■ Material provided ■
○ ○ ○
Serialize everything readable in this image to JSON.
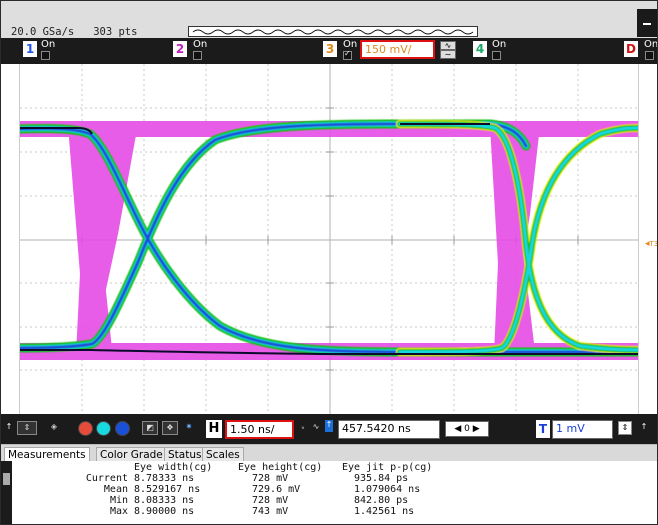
{
  "acquisition": {
    "sample_rate": "20.0 GSa/s",
    "points": "303 pts"
  },
  "channels": [
    {
      "number": "1",
      "state": "On",
      "color": "#2255ee",
      "checked": false
    },
    {
      "number": "2",
      "state": "On",
      "color": "#c020c0",
      "checked": false
    },
    {
      "number": "3",
      "state": "On",
      "color": "#e08a1e",
      "checked": true,
      "scale": "150 mV/"
    },
    {
      "number": "4",
      "state": "On",
      "color": "#18a868",
      "checked": false
    },
    {
      "number": "D",
      "state": "On",
      "color": "#d11111",
      "checked": false
    }
  ],
  "trigger_marker": "T3",
  "control": {
    "horizontal_label": "H",
    "horizontal_scale": "1.50 ns/",
    "position": "457.5420 ns",
    "trigger_label": "T",
    "trigger_level": "1 mV",
    "nav_value": "0"
  },
  "tabs": [
    "Measurements",
    "Color Grade",
    "Status",
    "Scales"
  ],
  "active_tab": "Measurements",
  "measurements": {
    "headers": [
      "Eye width(cg)",
      "Eye height(cg)",
      "Eye jit p-p(cg)"
    ],
    "rows": [
      {
        "label": "Current",
        "values": [
          "8.78333 ns",
          "728 mV",
          "935.84 ps"
        ]
      },
      {
        "label": "Mean",
        "values": [
          "8.529167 ns",
          "729.6 mV",
          "1.079064 ns"
        ]
      },
      {
        "label": "Min",
        "values": [
          "8.08333 ns",
          "728 mV",
          "842.80 ps"
        ]
      },
      {
        "label": "Max",
        "values": [
          "8.90000 ns",
          "743 mV",
          "1.42561 ns"
        ]
      }
    ]
  },
  "colors": {
    "grade_magenta": "#e64ce6",
    "grade_yellow": "#f2f21a",
    "grade_green": "#18c018",
    "grade_cyan": "#18d8e0",
    "grade_blue": "#1a4fd8",
    "grade_core": "#0a0a2a",
    "highlight_border": "#dd1111"
  }
}
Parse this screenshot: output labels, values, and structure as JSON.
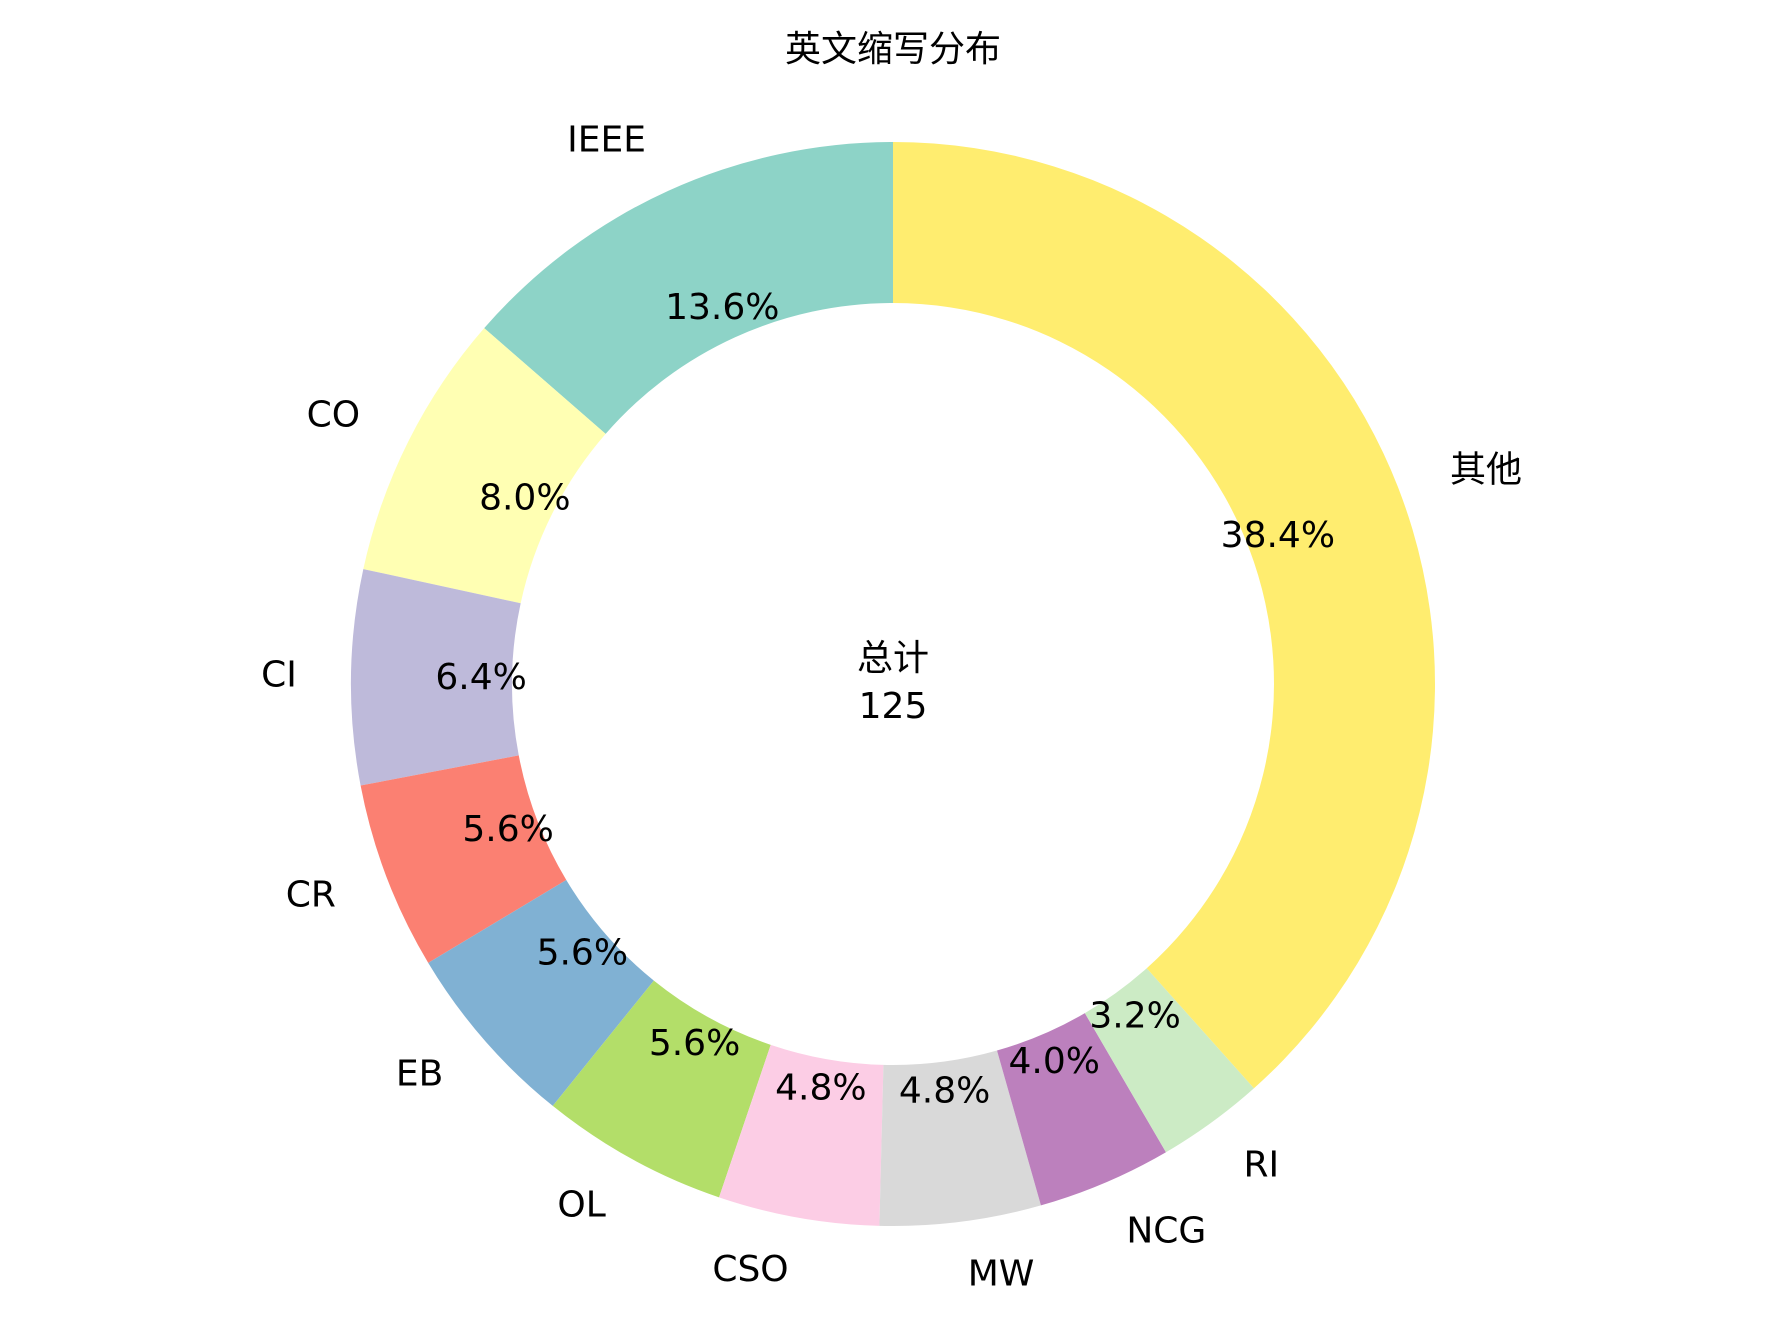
{
  "chart_data": {
    "type": "pie",
    "title": "英文缩写分布",
    "categories": [
      "IEEE",
      "CO",
      "CI",
      "CR",
      "EB",
      "OL",
      "CSO",
      "MW",
      "NCG",
      "RI",
      "其他"
    ],
    "values": [
      13.6,
      8.0,
      6.4,
      5.6,
      5.6,
      5.6,
      4.8,
      4.8,
      4.0,
      3.2,
      38.4
    ],
    "value_labels": [
      "13.6%",
      "8.0%",
      "6.4%",
      "5.6%",
      "5.6%",
      "5.6%",
      "4.8%",
      "4.8%",
      "4.0%",
      "3.2%",
      "38.4%"
    ],
    "colors": [
      "#8dd3c7",
      "#ffffb3",
      "#bebada",
      "#fb8072",
      "#80b1d3",
      "#b3de69",
      "#fccde5",
      "#d9d9d9",
      "#bc80bd",
      "#ccebc5",
      "#ffed6f"
    ],
    "center_label": "总计",
    "total": 125
  }
}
○ ○ ○
For the records above, state how many lines include the string "JSON", giving the number and nothing else.

2